_EXERCISE_
Which lines in the material below contain the word "title"? Copy each of them.

--- Start of DATA FOR PROCESSING ---

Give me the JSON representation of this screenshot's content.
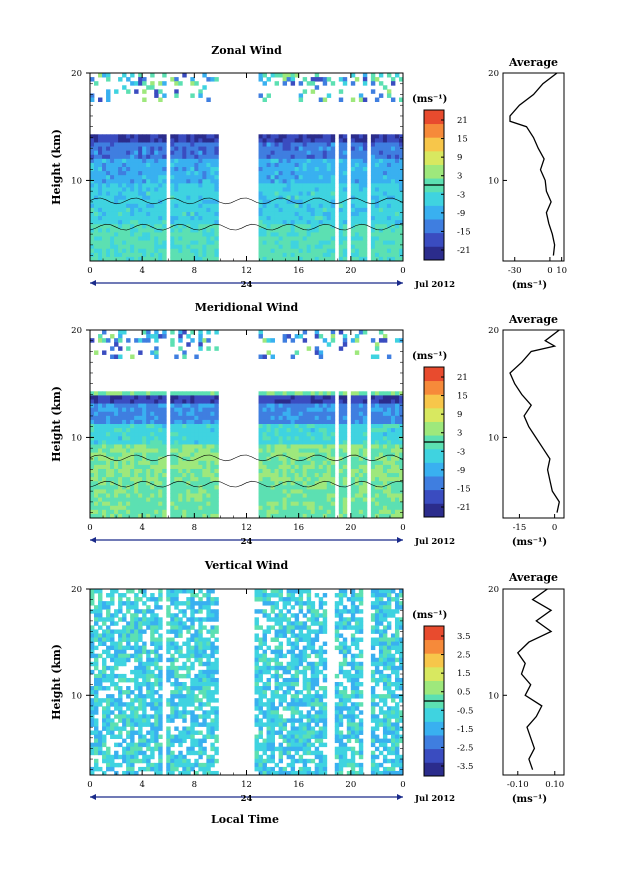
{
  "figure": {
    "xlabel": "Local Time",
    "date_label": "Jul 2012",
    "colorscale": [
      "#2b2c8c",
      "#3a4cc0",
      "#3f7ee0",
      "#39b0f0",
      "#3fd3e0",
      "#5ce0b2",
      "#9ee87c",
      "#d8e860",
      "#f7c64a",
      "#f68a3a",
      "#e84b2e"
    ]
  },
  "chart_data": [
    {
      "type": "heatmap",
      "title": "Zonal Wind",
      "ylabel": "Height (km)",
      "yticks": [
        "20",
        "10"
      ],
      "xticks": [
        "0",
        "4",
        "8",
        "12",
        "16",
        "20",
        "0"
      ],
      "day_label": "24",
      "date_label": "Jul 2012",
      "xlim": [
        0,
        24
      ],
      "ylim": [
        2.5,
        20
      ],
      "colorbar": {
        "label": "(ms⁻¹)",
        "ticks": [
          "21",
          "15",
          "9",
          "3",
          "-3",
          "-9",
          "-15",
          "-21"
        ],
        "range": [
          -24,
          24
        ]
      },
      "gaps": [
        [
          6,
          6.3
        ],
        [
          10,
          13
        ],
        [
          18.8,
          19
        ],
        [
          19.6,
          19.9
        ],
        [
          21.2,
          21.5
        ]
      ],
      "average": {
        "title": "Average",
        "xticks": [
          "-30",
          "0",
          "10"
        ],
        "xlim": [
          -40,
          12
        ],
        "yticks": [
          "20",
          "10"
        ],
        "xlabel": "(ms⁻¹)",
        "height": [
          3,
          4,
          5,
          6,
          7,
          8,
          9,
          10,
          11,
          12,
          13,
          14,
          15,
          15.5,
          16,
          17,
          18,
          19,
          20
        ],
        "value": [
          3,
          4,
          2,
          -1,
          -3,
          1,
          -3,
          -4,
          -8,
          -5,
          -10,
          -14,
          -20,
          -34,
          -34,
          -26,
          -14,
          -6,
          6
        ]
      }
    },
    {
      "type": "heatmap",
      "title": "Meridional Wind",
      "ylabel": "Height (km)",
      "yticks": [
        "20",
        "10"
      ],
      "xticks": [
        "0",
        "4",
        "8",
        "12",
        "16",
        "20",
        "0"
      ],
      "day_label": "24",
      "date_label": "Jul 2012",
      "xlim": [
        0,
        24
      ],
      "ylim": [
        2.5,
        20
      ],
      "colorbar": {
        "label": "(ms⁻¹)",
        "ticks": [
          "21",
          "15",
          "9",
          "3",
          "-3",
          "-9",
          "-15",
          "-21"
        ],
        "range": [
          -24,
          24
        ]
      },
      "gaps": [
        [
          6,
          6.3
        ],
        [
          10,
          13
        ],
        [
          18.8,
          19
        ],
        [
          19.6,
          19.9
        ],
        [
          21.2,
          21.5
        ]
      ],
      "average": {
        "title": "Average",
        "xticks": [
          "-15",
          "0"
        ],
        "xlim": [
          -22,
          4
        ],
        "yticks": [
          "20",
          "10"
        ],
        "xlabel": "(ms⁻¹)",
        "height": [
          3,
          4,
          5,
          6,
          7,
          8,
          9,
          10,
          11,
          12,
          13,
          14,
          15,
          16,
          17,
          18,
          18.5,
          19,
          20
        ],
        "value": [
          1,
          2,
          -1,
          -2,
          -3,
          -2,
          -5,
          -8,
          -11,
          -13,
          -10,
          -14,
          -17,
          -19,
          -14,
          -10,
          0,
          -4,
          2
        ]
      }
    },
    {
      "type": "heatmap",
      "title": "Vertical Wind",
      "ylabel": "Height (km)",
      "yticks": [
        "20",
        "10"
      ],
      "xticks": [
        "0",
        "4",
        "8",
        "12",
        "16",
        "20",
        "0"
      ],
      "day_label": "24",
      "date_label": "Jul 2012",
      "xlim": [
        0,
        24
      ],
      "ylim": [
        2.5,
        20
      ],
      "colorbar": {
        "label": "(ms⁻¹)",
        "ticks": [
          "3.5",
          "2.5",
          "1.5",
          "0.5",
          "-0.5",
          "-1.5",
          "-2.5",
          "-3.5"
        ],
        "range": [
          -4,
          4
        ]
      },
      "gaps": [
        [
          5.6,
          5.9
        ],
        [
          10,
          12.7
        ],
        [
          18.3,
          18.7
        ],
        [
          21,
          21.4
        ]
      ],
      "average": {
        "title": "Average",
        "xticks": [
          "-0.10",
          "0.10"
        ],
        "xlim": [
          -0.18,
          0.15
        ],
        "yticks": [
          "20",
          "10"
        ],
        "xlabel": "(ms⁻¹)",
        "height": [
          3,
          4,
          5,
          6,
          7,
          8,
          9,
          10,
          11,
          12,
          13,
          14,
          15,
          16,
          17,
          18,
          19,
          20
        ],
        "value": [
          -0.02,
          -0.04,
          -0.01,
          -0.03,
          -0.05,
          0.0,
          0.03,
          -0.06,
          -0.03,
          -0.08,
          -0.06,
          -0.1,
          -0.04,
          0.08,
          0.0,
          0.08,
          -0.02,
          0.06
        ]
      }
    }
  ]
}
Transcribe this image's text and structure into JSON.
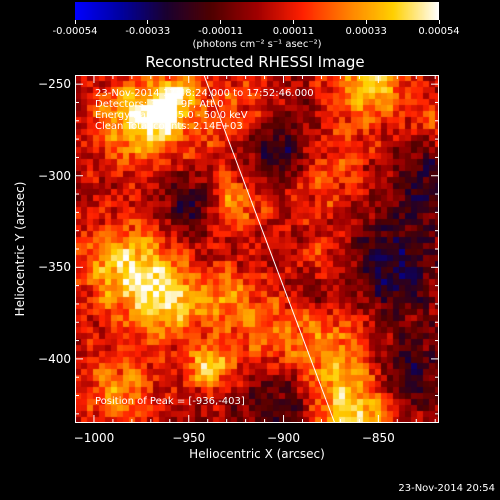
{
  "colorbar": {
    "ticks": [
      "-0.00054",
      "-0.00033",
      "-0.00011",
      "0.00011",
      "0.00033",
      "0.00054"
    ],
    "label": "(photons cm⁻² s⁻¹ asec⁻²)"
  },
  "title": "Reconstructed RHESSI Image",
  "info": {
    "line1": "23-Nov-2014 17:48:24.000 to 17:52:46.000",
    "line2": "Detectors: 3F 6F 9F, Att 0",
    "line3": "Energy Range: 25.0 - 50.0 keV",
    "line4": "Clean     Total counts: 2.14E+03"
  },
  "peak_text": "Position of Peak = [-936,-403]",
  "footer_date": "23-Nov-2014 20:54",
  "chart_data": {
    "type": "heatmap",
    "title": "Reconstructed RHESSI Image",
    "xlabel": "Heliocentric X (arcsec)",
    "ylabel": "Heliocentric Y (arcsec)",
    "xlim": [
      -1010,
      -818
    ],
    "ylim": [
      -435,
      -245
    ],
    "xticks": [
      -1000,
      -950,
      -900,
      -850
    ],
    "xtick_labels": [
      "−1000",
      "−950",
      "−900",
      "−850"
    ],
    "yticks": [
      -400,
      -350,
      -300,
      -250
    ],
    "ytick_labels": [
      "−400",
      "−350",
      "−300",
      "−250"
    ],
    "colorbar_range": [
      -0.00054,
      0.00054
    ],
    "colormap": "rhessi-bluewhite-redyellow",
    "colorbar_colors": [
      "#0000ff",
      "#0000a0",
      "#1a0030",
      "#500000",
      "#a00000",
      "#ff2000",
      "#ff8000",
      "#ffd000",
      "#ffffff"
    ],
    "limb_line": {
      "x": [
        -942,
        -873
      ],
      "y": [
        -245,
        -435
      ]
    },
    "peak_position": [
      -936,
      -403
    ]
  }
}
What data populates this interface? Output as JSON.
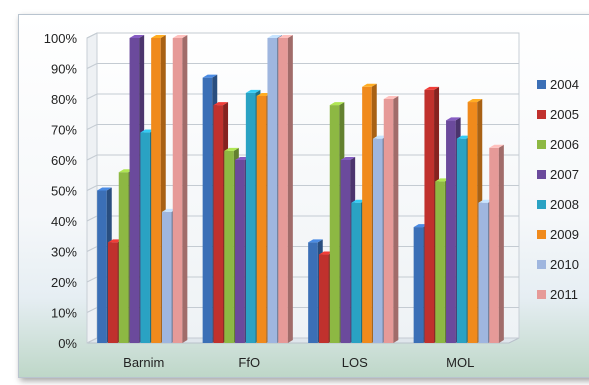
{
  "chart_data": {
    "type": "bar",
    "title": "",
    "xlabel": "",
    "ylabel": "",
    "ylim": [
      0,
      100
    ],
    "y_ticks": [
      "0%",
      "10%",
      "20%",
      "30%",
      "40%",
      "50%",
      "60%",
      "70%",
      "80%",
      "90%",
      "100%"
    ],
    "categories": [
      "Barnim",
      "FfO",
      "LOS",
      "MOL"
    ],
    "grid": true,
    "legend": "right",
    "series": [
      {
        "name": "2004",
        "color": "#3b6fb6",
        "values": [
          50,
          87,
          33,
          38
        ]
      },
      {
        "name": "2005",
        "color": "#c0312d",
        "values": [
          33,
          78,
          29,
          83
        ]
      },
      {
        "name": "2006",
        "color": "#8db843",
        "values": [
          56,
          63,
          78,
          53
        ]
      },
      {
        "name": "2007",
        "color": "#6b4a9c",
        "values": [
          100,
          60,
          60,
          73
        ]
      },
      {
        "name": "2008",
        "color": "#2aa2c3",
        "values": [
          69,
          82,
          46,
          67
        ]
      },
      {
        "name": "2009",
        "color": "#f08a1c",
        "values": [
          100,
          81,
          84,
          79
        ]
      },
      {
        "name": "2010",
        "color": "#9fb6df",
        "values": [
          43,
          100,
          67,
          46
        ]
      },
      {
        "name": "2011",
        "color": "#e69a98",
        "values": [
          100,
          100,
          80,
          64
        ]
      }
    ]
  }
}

--- End of DATA FOR PROCESSING ---

_RESULT FOR THIS TASK_
      "title": "Zonal Wind",
        "title": "Average",
      "title": "Meridional Wind",
        "title": "Average",
      "title": "Vertical Wind",
        "title": "Average",
  "title": "Reconstructed RHESSI Image",
    "title": "Reconstructed RHESSI Image",
    "title": "",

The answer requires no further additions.